» **PROMPT**: Find the lines that hold "Another". Report only how many there are.

» **THE INPUT**:
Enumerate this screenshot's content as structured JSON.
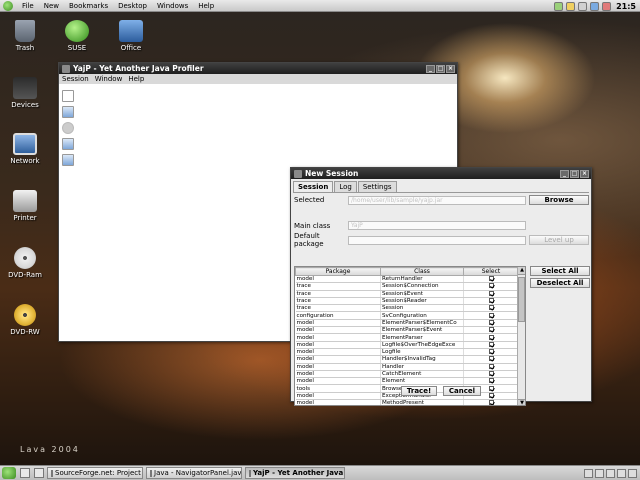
{
  "top_panel": {
    "menus": [
      "File",
      "New",
      "Bookmarks",
      "Desktop",
      "Windows",
      "Help"
    ],
    "clock": "21:5"
  },
  "desktop": {
    "icons": [
      {
        "label": "Trash"
      },
      {
        "label": "SUSE"
      },
      {
        "label": "Office"
      },
      {
        "label": "Devices"
      },
      {
        "label": "Network"
      },
      {
        "label": "Printer"
      },
      {
        "label": "DVD-Ram"
      },
      {
        "label": "DVD-RW"
      }
    ],
    "wallpaper_label": "Lava 2004"
  },
  "yajp_window": {
    "title": "YajP - Yet Another Java Profiler",
    "menus": [
      "Session",
      "Window",
      "Help"
    ]
  },
  "new_session": {
    "title": "New Session",
    "tabs": [
      "Session",
      "Log",
      "Settings"
    ],
    "selected_label": "Selected",
    "selected_placeholder": "/home/user/lib/sample/yajp.jar",
    "browse_label": "Browse",
    "main_class_label": "Main class",
    "main_class_value": "YajP",
    "default_package_label": "Default package",
    "level_up_label": "Level up",
    "select_all_label": "Select All",
    "deselect_all_label": "Deselect All",
    "trace_label": "Trace!",
    "cancel_label": "Cancel",
    "table": {
      "headers": [
        "Package",
        "Class",
        "Select"
      ],
      "rows": [
        [
          "model",
          "ReturnHandler",
          true
        ],
        [
          "trace",
          "Session$Connection",
          true
        ],
        [
          "trace",
          "Session$Event",
          true
        ],
        [
          "trace",
          "Session$Reader",
          true
        ],
        [
          "trace",
          "Session",
          true
        ],
        [
          "configuration",
          "SvConfiguration",
          true
        ],
        [
          "model",
          "ElementParser$ElementCo",
          true
        ],
        [
          "model",
          "ElementParser$Event",
          true
        ],
        [
          "model",
          "ElementParser",
          true
        ],
        [
          "model",
          "Logfile$OverTheEdgeExce",
          true
        ],
        [
          "model",
          "Logfile",
          true
        ],
        [
          "model",
          "Handler$InvalidTag",
          true
        ],
        [
          "model",
          "Handler",
          true
        ],
        [
          "model",
          "CatchElement",
          true
        ],
        [
          "model",
          "Element",
          true
        ],
        [
          "tools",
          "Browser",
          true
        ],
        [
          "model",
          "ExceptionHandler",
          true
        ],
        [
          "model",
          "MethodPresent",
          true
        ]
      ]
    }
  },
  "taskbar": {
    "tasks": [
      {
        "label": "SourceForge.net: Project I",
        "active": false
      },
      {
        "label": "Java - NavigatorPanel.java",
        "active": false
      },
      {
        "label": "YajP - Yet Another Java",
        "active": true
      }
    ]
  }
}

» **OUTPUT**: 2